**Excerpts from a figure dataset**
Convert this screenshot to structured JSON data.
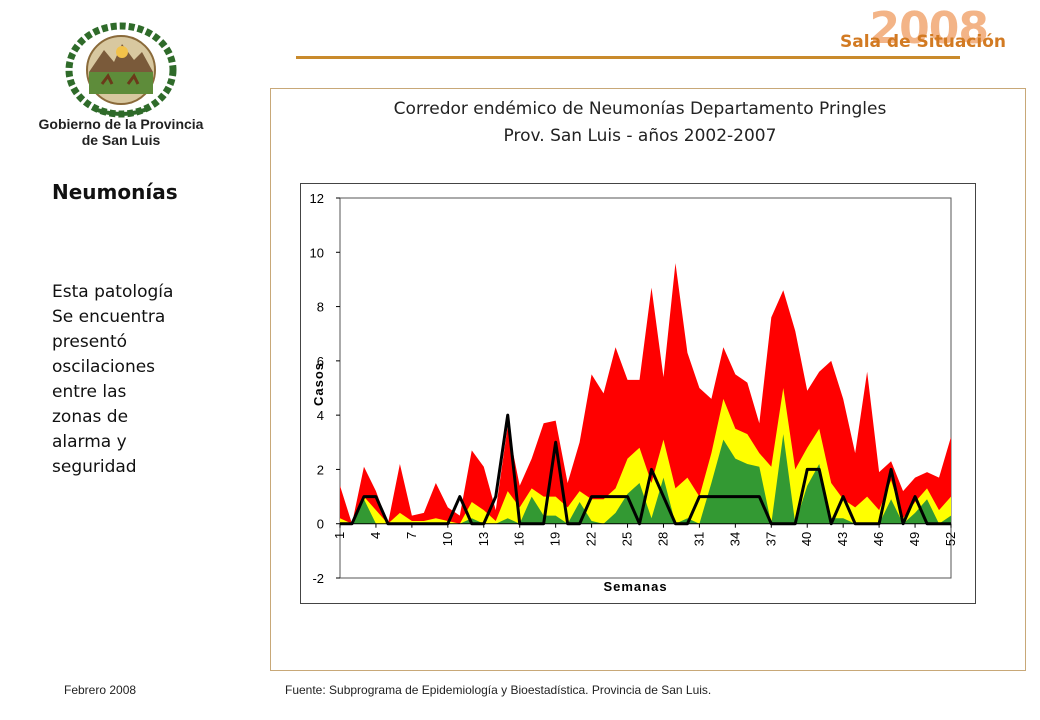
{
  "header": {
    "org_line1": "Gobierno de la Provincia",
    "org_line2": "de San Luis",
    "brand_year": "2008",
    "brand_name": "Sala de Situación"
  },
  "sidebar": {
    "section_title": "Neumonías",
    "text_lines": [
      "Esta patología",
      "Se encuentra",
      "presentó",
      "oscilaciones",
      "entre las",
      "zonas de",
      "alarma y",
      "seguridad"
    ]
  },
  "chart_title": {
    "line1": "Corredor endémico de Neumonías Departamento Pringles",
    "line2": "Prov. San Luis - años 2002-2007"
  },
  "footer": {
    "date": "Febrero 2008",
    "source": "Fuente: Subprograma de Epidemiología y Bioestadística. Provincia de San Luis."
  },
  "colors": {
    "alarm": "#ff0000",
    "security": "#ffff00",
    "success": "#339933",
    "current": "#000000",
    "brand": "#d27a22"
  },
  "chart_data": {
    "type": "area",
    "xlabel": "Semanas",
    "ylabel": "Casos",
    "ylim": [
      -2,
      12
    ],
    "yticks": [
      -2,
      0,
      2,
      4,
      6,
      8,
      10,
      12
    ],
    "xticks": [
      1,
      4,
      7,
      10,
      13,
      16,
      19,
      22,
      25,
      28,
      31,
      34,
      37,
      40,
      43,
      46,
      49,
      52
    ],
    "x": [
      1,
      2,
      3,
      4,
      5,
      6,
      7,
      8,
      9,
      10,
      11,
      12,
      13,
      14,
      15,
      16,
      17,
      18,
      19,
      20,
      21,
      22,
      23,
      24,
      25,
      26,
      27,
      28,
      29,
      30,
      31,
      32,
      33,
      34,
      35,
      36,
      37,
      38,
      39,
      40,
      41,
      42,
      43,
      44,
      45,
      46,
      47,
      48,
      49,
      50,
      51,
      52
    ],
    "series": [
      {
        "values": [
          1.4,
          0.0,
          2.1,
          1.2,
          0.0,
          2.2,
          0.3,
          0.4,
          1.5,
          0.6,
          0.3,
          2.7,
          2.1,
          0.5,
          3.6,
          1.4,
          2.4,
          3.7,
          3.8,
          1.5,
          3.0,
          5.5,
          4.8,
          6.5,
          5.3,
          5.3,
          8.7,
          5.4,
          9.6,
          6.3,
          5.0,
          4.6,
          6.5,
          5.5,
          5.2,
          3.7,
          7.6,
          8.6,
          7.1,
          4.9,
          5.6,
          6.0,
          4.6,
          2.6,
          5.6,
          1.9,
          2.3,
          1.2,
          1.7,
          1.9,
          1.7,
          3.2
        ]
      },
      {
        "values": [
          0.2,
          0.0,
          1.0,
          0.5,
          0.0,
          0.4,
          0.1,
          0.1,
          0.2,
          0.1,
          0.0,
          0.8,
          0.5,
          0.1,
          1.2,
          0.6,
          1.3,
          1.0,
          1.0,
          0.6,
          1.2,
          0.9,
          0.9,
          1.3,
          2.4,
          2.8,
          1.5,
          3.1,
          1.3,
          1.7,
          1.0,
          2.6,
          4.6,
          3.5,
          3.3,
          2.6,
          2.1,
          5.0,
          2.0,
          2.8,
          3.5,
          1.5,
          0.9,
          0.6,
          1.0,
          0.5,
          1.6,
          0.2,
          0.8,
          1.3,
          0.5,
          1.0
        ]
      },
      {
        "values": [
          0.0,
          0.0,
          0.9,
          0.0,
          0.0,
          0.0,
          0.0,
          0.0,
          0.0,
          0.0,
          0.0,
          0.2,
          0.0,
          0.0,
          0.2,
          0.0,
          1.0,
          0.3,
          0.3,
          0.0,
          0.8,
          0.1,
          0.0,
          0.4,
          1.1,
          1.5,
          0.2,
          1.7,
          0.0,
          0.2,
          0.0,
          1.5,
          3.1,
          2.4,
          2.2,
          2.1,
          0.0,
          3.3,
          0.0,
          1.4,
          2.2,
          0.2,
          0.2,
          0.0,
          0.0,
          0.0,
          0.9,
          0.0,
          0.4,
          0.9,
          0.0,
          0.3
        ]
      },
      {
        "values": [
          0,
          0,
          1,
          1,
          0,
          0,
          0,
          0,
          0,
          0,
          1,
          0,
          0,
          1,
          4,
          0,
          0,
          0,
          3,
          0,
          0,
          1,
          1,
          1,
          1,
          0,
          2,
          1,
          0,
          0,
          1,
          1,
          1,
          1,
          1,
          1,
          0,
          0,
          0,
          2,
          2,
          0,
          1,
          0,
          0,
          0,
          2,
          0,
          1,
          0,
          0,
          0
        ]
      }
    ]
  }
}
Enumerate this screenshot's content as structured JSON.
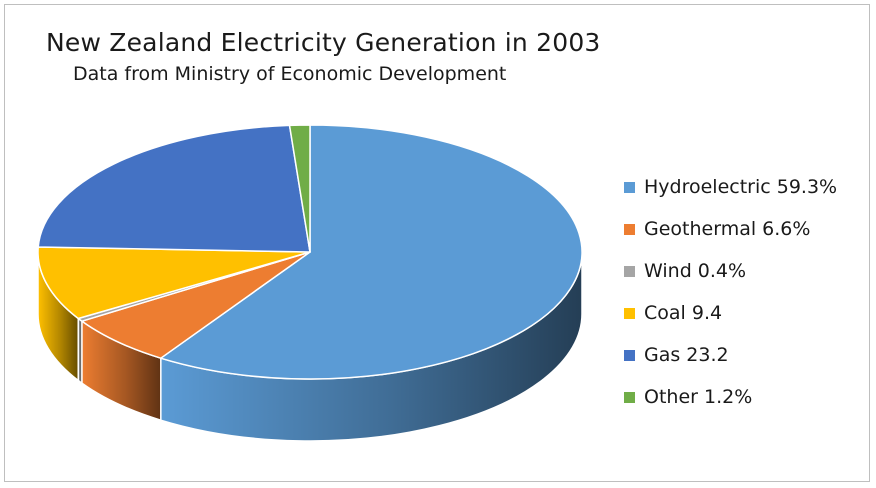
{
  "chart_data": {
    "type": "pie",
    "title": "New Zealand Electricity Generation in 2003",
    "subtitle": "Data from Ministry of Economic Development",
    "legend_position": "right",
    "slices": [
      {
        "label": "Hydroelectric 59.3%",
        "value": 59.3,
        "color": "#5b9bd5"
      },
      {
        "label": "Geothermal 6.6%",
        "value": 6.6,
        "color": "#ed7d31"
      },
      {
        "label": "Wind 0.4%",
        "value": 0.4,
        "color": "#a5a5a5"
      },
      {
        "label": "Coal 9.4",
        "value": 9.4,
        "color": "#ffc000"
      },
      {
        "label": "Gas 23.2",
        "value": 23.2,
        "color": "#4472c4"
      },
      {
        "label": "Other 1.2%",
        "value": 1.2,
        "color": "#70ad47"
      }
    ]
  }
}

---

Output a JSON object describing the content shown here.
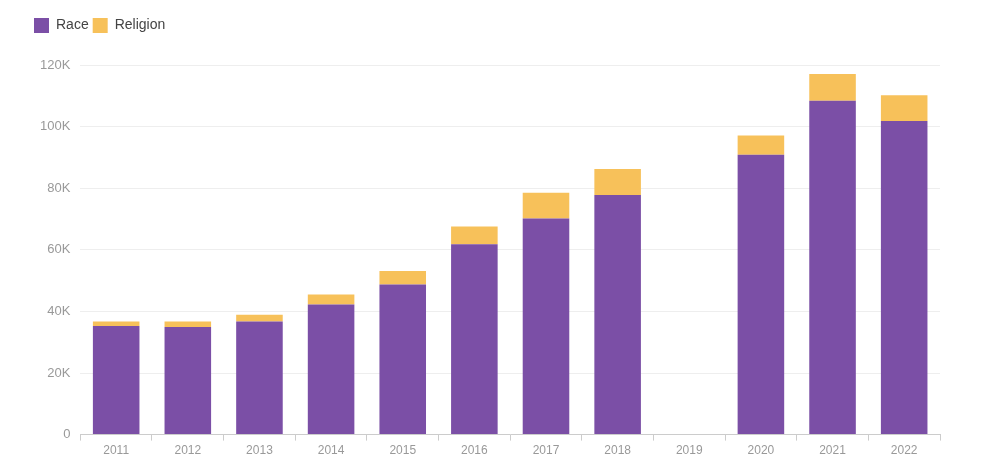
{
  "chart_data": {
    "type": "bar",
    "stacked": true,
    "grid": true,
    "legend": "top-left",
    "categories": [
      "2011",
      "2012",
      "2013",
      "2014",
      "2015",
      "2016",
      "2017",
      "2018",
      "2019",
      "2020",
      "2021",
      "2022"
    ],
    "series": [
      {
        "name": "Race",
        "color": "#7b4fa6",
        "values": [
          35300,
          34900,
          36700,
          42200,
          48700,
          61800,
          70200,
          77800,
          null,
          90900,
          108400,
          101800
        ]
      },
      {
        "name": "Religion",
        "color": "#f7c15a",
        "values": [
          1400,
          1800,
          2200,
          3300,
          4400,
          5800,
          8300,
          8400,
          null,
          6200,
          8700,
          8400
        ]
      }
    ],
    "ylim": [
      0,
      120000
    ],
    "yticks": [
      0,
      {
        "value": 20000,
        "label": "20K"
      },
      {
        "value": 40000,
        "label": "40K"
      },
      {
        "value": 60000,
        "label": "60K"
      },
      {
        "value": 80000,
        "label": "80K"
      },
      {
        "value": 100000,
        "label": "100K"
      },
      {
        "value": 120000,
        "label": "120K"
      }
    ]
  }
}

**YOUR OBJECTIVE**
Reproduce each line of the material containing the word "Provincia".

**OUTPUT**
    "org_line1": "Gobierno de la Provincia",
    "source": "Fuente: Subprograma de Epidemiología y Bioestadística. Provincia de San Luis."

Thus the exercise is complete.